Текст:
Здесь вы можете найти больше примеров активации CORS для разных фреймворков и языков: enable-cors.org.
Если вы не можете активировать CORS в службе, но все же хотите сделать возможными запросы к ней, то вам нужно использовать одно из следующих решений, описанных ниже.
2. Установка расширения для браузера
Использование расширения для браузера может быть быстрым и простым способом решения проблем с CORS в вашей среде разработки. Самым большим преимуществом использования расширения для браузера является то, что вам не нужно менять свой код или конфигурацию. С другой стороны, вам необходимо установить расширение в каждый браузер, который вы используете для тестирования своего веб-приложения.
Расширения для браузера изменяют входящий предварительный запрос, добавляя необходимые заголовки, чтобы обмануть браузер. Это очень удобное решение для локальной работы с производственным API, которое принимает запросы только из рабочего домена.
Вы можете найти расширения в Google Web Store или в библиотеке дополнений Mozilla. В некоторых случаях дефолтной конфигурации расширения может быть недостаточно; убедитесь, что установленное расширение корректно настроено. Вам также следует быть в курсе, что если держать подобное расширение включенным постоянно, то это может вызвать проблемы с некоторыми сайтами. Их рекомендуется использовать только в целях разработки.
3. Отключение CORS-проверок в браузере
Вы можете полностью отключить CORS-проверки в своем браузере. Чтобы отключить CORS-проверки в Google Chrome, нужно закрыть браузер и запустить его с флагами --disable-web-security и --user-data-dir. После запуска Google Chrome не будет отправлять предварительные CORS-запросы и не будет проверять CORS-заголовки.
# Windows
chrome.exe --user-data-dir="C://chrome-dev-disabled-security" --disable-web-security --disable-site-isolation-trials
# macOS
open /Applications/Google Chrome.app --args --user-data-dir="/var/tmp/chrome-dev-disabled-security" --disable-web-security --disable-site-isolation-trials
# Linux
google-chrome --user-data-dir="~/chrome-dev-disabled-security" --disable-web-security --disable-site-isolation-trials
Все команды, приведенные выше, запускают Google Chrome в изолированной безопасной среде. Они не затронут ваш основной профиль Chrome.

Перечни элементов и областей
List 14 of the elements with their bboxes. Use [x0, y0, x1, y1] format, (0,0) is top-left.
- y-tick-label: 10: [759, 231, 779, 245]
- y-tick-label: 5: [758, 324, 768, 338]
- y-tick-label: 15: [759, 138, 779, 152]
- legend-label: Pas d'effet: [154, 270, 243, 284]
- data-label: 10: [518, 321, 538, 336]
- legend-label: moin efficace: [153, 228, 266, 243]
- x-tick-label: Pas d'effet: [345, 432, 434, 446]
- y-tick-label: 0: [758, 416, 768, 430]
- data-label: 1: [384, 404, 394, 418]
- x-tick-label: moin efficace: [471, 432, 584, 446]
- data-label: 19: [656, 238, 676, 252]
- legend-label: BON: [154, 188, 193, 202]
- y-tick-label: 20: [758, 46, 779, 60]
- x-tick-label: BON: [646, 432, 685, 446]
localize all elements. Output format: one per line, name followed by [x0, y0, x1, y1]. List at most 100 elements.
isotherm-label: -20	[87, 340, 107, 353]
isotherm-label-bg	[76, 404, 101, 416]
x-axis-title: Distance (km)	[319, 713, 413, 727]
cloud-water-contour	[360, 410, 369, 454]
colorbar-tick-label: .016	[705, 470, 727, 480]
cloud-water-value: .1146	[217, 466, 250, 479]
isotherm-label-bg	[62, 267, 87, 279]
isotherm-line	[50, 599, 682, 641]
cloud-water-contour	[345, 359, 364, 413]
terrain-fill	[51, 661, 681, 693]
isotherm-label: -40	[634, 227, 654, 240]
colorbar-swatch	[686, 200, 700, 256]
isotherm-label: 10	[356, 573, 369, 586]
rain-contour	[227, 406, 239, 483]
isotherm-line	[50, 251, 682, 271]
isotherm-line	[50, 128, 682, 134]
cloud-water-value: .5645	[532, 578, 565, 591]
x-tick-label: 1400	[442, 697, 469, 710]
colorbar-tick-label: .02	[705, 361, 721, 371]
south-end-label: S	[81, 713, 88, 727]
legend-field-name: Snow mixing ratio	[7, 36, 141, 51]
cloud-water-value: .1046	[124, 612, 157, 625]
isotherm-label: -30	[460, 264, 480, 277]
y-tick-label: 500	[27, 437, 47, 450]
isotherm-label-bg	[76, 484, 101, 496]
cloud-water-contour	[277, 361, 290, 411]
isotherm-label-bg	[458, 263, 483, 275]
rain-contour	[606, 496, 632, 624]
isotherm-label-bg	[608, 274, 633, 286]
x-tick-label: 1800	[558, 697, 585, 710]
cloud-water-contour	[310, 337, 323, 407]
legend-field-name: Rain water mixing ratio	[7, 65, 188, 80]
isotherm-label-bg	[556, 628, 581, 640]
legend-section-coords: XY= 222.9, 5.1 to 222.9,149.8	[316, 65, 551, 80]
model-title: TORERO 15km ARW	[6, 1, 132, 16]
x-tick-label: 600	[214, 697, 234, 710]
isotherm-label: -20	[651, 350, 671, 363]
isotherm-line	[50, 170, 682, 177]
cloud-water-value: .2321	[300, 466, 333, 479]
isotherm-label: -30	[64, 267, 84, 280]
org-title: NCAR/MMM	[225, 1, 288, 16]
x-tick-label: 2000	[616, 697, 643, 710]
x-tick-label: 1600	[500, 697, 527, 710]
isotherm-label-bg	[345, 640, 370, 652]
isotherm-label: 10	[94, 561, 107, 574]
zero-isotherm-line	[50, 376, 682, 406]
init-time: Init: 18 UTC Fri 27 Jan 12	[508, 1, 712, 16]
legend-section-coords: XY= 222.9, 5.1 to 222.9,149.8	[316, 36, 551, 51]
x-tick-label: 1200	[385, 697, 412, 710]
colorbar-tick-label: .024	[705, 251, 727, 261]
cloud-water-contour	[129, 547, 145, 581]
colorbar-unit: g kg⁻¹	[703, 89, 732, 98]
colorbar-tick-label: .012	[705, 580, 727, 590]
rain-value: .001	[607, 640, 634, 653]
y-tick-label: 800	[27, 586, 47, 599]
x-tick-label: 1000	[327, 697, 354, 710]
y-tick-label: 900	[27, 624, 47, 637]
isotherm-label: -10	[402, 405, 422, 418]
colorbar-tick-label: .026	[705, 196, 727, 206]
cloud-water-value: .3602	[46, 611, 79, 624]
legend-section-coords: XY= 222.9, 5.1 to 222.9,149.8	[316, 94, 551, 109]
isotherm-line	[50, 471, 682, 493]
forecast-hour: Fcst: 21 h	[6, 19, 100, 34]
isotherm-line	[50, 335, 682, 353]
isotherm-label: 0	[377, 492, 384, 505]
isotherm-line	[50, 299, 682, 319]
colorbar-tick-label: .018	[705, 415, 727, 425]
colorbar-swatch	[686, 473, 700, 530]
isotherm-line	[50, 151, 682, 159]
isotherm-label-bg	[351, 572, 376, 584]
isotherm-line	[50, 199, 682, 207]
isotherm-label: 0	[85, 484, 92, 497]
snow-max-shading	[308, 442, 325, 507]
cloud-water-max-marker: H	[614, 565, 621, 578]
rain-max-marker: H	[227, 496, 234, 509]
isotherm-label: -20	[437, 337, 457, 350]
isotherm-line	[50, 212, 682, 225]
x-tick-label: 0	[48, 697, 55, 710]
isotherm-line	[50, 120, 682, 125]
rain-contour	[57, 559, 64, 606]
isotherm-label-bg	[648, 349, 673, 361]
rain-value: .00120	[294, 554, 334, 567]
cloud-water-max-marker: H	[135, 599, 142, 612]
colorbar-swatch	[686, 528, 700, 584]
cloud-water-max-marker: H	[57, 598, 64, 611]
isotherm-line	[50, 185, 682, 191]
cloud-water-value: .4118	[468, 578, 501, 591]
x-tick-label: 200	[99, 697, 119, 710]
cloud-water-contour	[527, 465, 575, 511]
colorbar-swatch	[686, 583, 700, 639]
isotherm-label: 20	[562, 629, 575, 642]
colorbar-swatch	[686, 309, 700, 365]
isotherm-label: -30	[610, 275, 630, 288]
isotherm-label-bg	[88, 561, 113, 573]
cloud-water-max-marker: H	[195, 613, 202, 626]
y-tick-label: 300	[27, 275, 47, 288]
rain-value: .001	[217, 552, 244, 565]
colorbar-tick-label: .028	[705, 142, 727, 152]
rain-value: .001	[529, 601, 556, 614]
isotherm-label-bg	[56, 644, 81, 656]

Задания:
- a) С какими флагами, согласно тексту о CORS, нужно запустить Google Chrome, чтобы отключить в нем CORS-проверки?
- b) Отредактируйте фрагмент текста о CORS, который открывается словами «3. Отключение CORS-проверок» и закрывается словами «основной профиль Chrome.»: замените в нем «основной профиль» на «обычный профиль» и приведите весь фрагмент с этой правкой.

Ответы к заданиям:
- a) С флагами --disable-web-security и --user-data-dir.

- b)
3. Отключение CORS-проверок в браузере
Вы можете полностью отключить CORS-проверки в своем браузере. Чтобы отключить CORS-проверки в Google Chrome, нужно закрыть браузер и запустить его с флагами --disable-web-security и --user-data-dir. После запуска Google Chrome не будет отправлять предварительные CORS-запросы и не будет проверять CORS-заголовки.
# Windows
chrome.exe --user-data-dir="C://chrome-dev-disabled-security" --disable-web-security --disable-site-isolation-trials
# macOS
open /Applications/Google Chrome.app --args --user-data-dir="/var/tmp/chrome-dev-disabled-security" --disable-web-security --disable-site-isolation-trials
# Linux
google-chrome --user-data-dir="~/chrome-dev-disabled-security" --disable-web-security --disable-site-isolation-trials
Все команды, приведенные выше, запускают Google Chrome в изолированной безопасной среде. Они не затронут ваш обычный профиль Chrome.